Directions: Scan the entries below for the word "name". Copy each line that has it.

** BEGIN Data provided **

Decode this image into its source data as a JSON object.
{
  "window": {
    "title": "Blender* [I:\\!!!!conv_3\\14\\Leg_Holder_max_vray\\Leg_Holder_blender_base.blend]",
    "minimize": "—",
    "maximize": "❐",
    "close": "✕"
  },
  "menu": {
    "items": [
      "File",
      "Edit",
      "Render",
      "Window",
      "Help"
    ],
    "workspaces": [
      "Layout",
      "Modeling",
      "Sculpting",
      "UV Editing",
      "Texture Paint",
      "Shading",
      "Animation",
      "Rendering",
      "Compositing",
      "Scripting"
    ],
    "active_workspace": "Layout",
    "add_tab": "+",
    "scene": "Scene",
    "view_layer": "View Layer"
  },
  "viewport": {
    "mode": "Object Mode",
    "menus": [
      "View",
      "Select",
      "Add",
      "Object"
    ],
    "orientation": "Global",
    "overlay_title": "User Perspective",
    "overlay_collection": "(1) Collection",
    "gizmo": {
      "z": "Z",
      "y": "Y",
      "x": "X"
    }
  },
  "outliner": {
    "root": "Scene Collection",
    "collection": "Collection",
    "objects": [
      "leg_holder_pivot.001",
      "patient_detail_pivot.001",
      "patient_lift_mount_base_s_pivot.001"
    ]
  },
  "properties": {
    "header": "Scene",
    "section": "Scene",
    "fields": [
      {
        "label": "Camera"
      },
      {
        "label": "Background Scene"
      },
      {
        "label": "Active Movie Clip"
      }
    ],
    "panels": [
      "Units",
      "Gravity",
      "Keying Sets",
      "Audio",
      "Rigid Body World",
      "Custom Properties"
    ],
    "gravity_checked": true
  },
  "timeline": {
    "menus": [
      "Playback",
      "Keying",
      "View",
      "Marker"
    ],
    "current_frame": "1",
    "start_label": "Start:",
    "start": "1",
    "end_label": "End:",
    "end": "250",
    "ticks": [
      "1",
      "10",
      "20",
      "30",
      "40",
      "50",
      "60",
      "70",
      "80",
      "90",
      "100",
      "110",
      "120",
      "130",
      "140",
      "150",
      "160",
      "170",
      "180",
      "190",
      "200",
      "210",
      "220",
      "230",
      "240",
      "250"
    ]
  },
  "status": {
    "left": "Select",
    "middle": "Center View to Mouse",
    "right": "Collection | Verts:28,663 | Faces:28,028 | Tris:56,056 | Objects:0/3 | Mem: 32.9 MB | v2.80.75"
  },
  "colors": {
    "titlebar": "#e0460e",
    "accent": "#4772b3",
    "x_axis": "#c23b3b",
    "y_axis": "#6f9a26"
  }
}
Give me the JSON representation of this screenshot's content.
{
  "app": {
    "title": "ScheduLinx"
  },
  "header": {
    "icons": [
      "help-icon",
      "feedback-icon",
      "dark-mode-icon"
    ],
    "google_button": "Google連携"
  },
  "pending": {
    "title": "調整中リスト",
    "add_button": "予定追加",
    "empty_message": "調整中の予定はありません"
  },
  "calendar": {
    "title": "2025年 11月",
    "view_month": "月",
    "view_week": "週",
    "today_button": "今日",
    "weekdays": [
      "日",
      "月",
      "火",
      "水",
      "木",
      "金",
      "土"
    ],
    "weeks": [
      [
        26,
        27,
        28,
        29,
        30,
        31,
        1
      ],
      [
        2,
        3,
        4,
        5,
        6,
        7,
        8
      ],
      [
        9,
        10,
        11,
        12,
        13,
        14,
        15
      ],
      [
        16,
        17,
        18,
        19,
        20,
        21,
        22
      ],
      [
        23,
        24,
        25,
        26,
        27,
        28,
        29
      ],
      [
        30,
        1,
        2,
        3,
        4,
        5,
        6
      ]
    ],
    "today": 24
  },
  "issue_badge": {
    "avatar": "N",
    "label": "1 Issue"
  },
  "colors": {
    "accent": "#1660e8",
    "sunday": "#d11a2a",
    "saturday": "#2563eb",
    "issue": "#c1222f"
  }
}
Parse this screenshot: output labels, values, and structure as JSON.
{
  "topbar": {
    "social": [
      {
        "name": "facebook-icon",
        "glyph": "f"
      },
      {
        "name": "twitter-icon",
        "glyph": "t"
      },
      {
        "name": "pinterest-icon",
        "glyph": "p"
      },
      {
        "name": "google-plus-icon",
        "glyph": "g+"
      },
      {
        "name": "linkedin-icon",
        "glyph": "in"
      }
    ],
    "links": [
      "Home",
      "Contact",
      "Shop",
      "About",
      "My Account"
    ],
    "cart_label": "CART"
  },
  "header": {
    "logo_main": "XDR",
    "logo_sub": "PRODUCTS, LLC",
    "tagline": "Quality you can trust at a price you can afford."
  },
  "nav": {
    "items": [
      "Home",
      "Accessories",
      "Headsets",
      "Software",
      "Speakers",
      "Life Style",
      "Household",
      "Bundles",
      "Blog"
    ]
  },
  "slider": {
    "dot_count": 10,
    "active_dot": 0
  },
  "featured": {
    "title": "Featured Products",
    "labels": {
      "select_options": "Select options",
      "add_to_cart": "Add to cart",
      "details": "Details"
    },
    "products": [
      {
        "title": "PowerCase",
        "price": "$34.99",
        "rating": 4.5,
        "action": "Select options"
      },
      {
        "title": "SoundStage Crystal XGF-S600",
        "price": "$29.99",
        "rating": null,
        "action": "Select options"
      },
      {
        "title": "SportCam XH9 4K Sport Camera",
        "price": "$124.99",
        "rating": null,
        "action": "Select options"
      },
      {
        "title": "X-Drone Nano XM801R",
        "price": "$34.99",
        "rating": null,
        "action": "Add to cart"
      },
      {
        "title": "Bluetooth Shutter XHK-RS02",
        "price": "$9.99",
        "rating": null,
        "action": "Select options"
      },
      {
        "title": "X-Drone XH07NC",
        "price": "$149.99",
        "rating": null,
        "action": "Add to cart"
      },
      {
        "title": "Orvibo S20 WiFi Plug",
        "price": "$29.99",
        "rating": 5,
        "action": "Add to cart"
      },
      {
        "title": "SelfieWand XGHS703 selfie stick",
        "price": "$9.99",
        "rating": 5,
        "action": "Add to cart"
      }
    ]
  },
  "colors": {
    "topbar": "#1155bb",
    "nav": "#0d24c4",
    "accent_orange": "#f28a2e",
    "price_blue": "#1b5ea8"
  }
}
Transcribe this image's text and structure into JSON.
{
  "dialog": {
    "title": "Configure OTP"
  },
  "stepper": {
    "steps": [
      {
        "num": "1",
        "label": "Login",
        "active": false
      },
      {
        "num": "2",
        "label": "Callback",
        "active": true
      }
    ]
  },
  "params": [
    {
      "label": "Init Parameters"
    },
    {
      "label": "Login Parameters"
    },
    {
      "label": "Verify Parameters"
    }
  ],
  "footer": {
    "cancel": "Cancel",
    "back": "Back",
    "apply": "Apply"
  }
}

** END Data provided **

The response:
        "name": "facebook-icon",
        "name": "twitter-icon",
        "name": "pinterest-icon",
        "name": "google-plus-icon",
        "name": "linkedin-icon",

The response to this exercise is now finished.